_Task directions_: Word for word, set down the records and skip each picture.

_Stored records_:
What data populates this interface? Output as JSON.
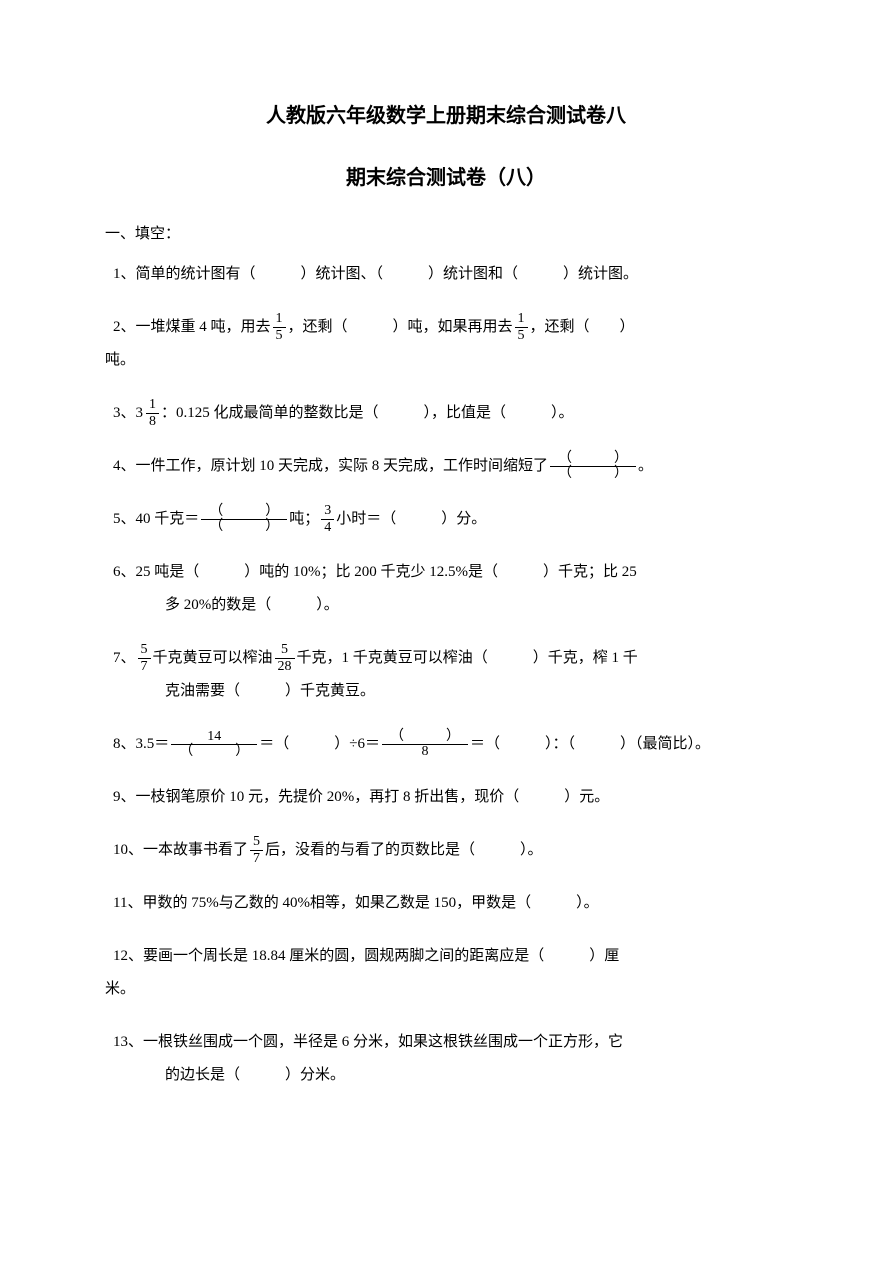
{
  "title": "人教版六年级数学上册期末综合测试卷八",
  "subtitle": "期末综合测试卷（八）",
  "section1": "一、填空：",
  "q1": "1、简单的统计图有（　　　）统计图、（　　　）统计图和（　　　）统计图。",
  "q2_p1": "2、一堆煤重 4 吨，用去",
  "q2_f1n": "1",
  "q2_f1d": "5",
  "q2_p2": "，还剩（　　　）吨，如果再用去",
  "q2_f2n": "1",
  "q2_f2d": "5",
  "q2_p3": "，还剩（　　）",
  "q2_p4": "吨。",
  "q3_p1": "3、",
  "q3_whole": "3",
  "q3_fn": "1",
  "q3_fd": "8",
  "q3_p2": "：0.125 化成最简单的整数比是（　　　），比值是（　　　）。",
  "q4_p1": "4、一件工作，原计划 10 天完成，实际 8 天完成，工作时间缩短了",
  "q4_fn": "（　　　）",
  "q4_fd": "（　　　）",
  "q4_p2": "。",
  "q5_p1": "5、40 千克＝",
  "q5_f1n": "（　　　）",
  "q5_f1d": "（　　　）",
  "q5_p2": "吨；",
  "q5_f2n": "3",
  "q5_f2d": "4",
  "q5_p3": "小时＝（　　　）分。",
  "q6_p1": "6、25 吨是（　　　）吨的 10%；比 200 千克少 12.5%是（　　　）千克；比 25",
  "q6_p2": "多 20%的数是（　　　）。",
  "q7_p1": "7、",
  "q7_f1n": "5",
  "q7_f1d": "7",
  "q7_p2": "千克黄豆可以榨油",
  "q7_f2n": "5",
  "q7_f2d": "28",
  "q7_p3": "千克，1 千克黄豆可以榨油（　　　）千克，榨 1 千",
  "q7_p4": "克油需要（　　　）千克黄豆。",
  "q8_p1": "8、3.5＝",
  "q8_f1n": "14",
  "q8_f1d": "（　　　）",
  "q8_p2": "＝（　　　）÷6＝",
  "q8_f2n": "（　　　）",
  "q8_f2d": "8",
  "q8_p3": "＝（　　　）：（　　　）（最简比）。",
  "q9": "9、一枝钢笔原价 10 元，先提价 20%，再打 8 折出售，现价（　　　）元。",
  "q10_p1": "10、一本故事书看了",
  "q10_fn": "5",
  "q10_fd": "7",
  "q10_p2": "后，没看的与看了的页数比是（　　　）。",
  "q11": "11、甲数的 75%与乙数的 40%相等，如果乙数是 150，甲数是（　　　）。",
  "q12_p1": "12、要画一个周长是 18.84 厘米的圆，圆规两脚之间的距离应是（　　　）厘",
  "q12_p2": "米。",
  "q13_p1": "13、一根铁丝围成一个圆，半径是 6 分米，如果这根铁丝围成一个正方形，它",
  "q13_p2": "的边长是（　　　）分米。"
}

_Task answer_:
What data populates this interface? Output as JSON.
{
  "title": "人教版六年级数学上册期末综合测试卷八",
  "subtitle": "期末综合测试卷（八）",
  "section1": "一、填空：",
  "q1": "1、简单的统计图有（　　　）统计图、（　　　）统计图和（　　　）统计图。",
  "q2_p1": "2、一堆煤重 4 吨，用去",
  "q2_f1n": "1",
  "q2_f1d": "5",
  "q2_p2": "，还剩（　　　）吨，如果再用去",
  "q2_f2n": "1",
  "q2_f2d": "5",
  "q2_p3": "，还剩（　　）",
  "q2_p4": "吨。",
  "q3_p1": "3、",
  "q3_whole": "3",
  "q3_fn": "1",
  "q3_fd": "8",
  "q3_p2": "：0.125 化成最简单的整数比是（　　　），比值是（　　　）。",
  "q4_p1": "4、一件工作，原计划 10 天完成，实际 8 天完成，工作时间缩短了",
  "q4_fn": "（　　　）",
  "q4_fd": "（　　　）",
  "q4_p2": "。",
  "q5_p1": "5、40 千克＝",
  "q5_f1n": "（　　　）",
  "q5_f1d": "（　　　）",
  "q5_p2": "吨；",
  "q5_f2n": "3",
  "q5_f2d": "4",
  "q5_p3": "小时＝（　　　）分。",
  "q6_p1": "6、25 吨是（　　　）吨的 10%；比 200 千克少 12.5%是（　　　）千克；比 25",
  "q6_p2": "多 20%的数是（　　　）。",
  "q7_p1": "7、",
  "q7_f1n": "5",
  "q7_f1d": "7",
  "q7_p2": "千克黄豆可以榨油",
  "q7_f2n": "5",
  "q7_f2d": "28",
  "q7_p3": "千克，1 千克黄豆可以榨油（　　　）千克，榨 1 千",
  "q7_p4": "克油需要（　　　）千克黄豆。",
  "q8_p1": "8、3.5＝",
  "q8_f1n": "14",
  "q8_f1d": "（　　　）",
  "q8_p2": "＝（　　　）÷6＝",
  "q8_f2n": "（　　　）",
  "q8_f2d": "8",
  "q8_p3": "＝（　　　）：（　　　）（最简比）。",
  "q9": "9、一枝钢笔原价 10 元，先提价 20%，再打 8 折出售，现价（　　　）元。",
  "q10_p1": "10、一本故事书看了",
  "q10_fn": "5",
  "q10_fd": "7",
  "q10_p2": "后，没看的与看了的页数比是（　　　）。",
  "q11": "11、甲数的 75%与乙数的 40%相等，如果乙数是 150，甲数是（　　　）。",
  "q12_p1": "12、要画一个周长是 18.84 厘米的圆，圆规两脚之间的距离应是（　　　）厘",
  "q12_p2": "米。",
  "q13_p1": "13、一根铁丝围成一个圆，半径是 6 分米，如果这根铁丝围成一个正方形，它",
  "q13_p2": "的边长是（　　　）分米。"
}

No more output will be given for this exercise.